>> START INPUT ROWS
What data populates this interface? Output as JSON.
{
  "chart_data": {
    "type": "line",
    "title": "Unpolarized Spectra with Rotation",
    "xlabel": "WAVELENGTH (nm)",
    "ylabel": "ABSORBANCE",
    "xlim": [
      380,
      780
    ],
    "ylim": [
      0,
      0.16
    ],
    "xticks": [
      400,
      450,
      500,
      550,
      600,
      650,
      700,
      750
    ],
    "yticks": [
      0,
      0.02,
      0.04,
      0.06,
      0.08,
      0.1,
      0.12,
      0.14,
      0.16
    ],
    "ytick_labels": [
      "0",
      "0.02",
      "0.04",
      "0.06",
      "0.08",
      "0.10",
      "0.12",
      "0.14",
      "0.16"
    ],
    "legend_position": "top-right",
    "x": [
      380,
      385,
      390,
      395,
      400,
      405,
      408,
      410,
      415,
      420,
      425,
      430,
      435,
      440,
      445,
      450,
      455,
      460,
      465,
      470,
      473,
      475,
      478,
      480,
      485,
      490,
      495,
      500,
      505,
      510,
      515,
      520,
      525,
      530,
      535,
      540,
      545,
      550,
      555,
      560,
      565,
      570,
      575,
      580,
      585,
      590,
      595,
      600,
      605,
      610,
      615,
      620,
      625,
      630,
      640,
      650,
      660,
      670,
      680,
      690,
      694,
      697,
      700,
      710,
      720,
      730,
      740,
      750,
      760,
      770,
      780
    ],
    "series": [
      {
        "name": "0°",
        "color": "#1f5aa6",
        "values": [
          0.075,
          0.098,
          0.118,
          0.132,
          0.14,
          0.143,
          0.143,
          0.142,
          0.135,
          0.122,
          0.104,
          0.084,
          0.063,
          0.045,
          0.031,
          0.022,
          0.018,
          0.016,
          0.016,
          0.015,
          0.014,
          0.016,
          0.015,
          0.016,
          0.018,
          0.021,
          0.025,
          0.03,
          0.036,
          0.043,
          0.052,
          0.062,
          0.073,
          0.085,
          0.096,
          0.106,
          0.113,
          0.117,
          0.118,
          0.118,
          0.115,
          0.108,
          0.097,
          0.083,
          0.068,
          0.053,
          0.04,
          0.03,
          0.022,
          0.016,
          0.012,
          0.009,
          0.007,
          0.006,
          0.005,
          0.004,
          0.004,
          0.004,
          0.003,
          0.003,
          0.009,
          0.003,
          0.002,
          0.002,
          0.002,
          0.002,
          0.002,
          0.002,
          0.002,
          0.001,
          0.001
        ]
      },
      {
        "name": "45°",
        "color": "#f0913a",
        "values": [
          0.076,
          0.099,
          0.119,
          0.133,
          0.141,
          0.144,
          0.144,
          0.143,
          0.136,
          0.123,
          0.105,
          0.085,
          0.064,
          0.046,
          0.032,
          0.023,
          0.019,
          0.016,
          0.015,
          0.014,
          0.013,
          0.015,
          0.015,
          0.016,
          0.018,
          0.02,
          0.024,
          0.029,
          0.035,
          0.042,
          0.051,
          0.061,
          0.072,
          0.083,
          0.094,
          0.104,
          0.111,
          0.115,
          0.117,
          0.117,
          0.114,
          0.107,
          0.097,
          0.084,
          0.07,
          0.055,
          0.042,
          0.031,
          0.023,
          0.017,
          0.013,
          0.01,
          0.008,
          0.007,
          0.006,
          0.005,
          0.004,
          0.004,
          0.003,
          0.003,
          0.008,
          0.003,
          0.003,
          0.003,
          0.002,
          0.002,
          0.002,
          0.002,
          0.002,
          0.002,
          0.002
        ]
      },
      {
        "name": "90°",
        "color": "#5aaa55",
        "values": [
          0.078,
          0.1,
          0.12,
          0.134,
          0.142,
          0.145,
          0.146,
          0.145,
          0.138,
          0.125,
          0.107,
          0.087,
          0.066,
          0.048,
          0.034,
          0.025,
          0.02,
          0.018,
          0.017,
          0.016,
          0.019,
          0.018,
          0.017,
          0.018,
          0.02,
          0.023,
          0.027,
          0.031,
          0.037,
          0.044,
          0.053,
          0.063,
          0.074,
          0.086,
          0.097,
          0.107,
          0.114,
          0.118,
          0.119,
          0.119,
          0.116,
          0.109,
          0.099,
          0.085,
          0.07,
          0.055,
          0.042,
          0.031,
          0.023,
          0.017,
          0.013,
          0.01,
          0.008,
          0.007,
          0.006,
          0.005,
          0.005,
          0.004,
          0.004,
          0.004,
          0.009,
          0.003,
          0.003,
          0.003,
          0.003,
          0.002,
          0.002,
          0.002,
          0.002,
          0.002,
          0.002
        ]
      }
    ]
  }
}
>> END INPUT ROWS
Write out all the records above again, exactly as they stand.

→ WRITTEN REPLY
What data populates this interface? Output as JSON.
{
  "chart_data": {
    "type": "line",
    "title": "Unpolarized Spectra with Rotation",
    "xlabel": "WAVELENGTH (nm)",
    "ylabel": "ABSORBANCE",
    "xlim": [
      380,
      780
    ],
    "ylim": [
      0,
      0.16
    ],
    "xticks": [
      400,
      450,
      500,
      550,
      600,
      650,
      700,
      750
    ],
    "yticks": [
      0,
      0.02,
      0.04,
      0.06,
      0.08,
      0.1,
      0.12,
      0.14,
      0.16
    ],
    "ytick_labels": [
      "0",
      "0.02",
      "0.04",
      "0.06",
      "0.08",
      "0.10",
      "0.12",
      "0.14",
      "0.16"
    ],
    "legend_position": "top-right",
    "x": [
      380,
      385,
      390,
      395,
      400,
      405,
      408,
      410,
      415,
      420,
      425,
      430,
      435,
      440,
      445,
      450,
      455,
      460,
      465,
      470,
      473,
      475,
      478,
      480,
      485,
      490,
      495,
      500,
      505,
      510,
      515,
      520,
      525,
      530,
      535,
      540,
      545,
      550,
      555,
      560,
      565,
      570,
      575,
      580,
      585,
      590,
      595,
      600,
      605,
      610,
      615,
      620,
      625,
      630,
      640,
      650,
      660,
      670,
      680,
      690,
      694,
      697,
      700,
      710,
      720,
      730,
      740,
      750,
      760,
      770,
      780
    ],
    "series": [
      {
        "name": "0°",
        "color": "#1f5aa6",
        "values": [
          0.075,
          0.098,
          0.118,
          0.132,
          0.14,
          0.143,
          0.143,
          0.142,
          0.135,
          0.122,
          0.104,
          0.084,
          0.063,
          0.045,
          0.031,
          0.022,
          0.018,
          0.016,
          0.016,
          0.015,
          0.014,
          0.016,
          0.015,
          0.016,
          0.018,
          0.021,
          0.025,
          0.03,
          0.036,
          0.043,
          0.052,
          0.062,
          0.073,
          0.085,
          0.096,
          0.106,
          0.113,
          0.117,
          0.118,
          0.118,
          0.115,
          0.108,
          0.097,
          0.083,
          0.068,
          0.053,
          0.04,
          0.03,
          0.022,
          0.016,
          0.012,
          0.009,
          0.007,
          0.006,
          0.005,
          0.004,
          0.004,
          0.004,
          0.003,
          0.003,
          0.009,
          0.003,
          0.002,
          0.002,
          0.002,
          0.002,
          0.002,
          0.002,
          0.002,
          0.001,
          0.001
        ]
      },
      {
        "name": "45°",
        "color": "#f0913a",
        "values": [
          0.076,
          0.099,
          0.119,
          0.133,
          0.141,
          0.144,
          0.144,
          0.143,
          0.136,
          0.123,
          0.105,
          0.085,
          0.064,
          0.046,
          0.032,
          0.023,
          0.019,
          0.016,
          0.015,
          0.014,
          0.013,
          0.015,
          0.015,
          0.016,
          0.018,
          0.02,
          0.024,
          0.029,
          0.035,
          0.042,
          0.051,
          0.061,
          0.072,
          0.083,
          0.094,
          0.104,
          0.111,
          0.115,
          0.117,
          0.117,
          0.114,
          0.107,
          0.097,
          0.084,
          0.07,
          0.055,
          0.042,
          0.031,
          0.023,
          0.017,
          0.013,
          0.01,
          0.008,
          0.007,
          0.006,
          0.005,
          0.004,
          0.004,
          0.003,
          0.003,
          0.008,
          0.003,
          0.003,
          0.003,
          0.002,
          0.002,
          0.002,
          0.002,
          0.002,
          0.002,
          0.002
        ]
      },
      {
        "name": "90°",
        "color": "#5aaa55",
        "values": [
          0.078,
          0.1,
          0.12,
          0.134,
          0.142,
          0.145,
          0.146,
          0.145,
          0.138,
          0.125,
          0.107,
          0.087,
          0.066,
          0.048,
          0.034,
          0.025,
          0.02,
          0.018,
          0.017,
          0.016,
          0.019,
          0.018,
          0.017,
          0.018,
          0.02,
          0.023,
          0.027,
          0.031,
          0.037,
          0.044,
          0.053,
          0.063,
          0.074,
          0.086,
          0.097,
          0.107,
          0.114,
          0.118,
          0.119,
          0.119,
          0.116,
          0.109,
          0.099,
          0.085,
          0.07,
          0.055,
          0.042,
          0.031,
          0.023,
          0.017,
          0.013,
          0.01,
          0.008,
          0.007,
          0.006,
          0.005,
          0.005,
          0.004,
          0.004,
          0.004,
          0.009,
          0.003,
          0.003,
          0.003,
          0.003,
          0.002,
          0.002,
          0.002,
          0.002,
          0.002,
          0.002
        ]
      }
    ]
  }
}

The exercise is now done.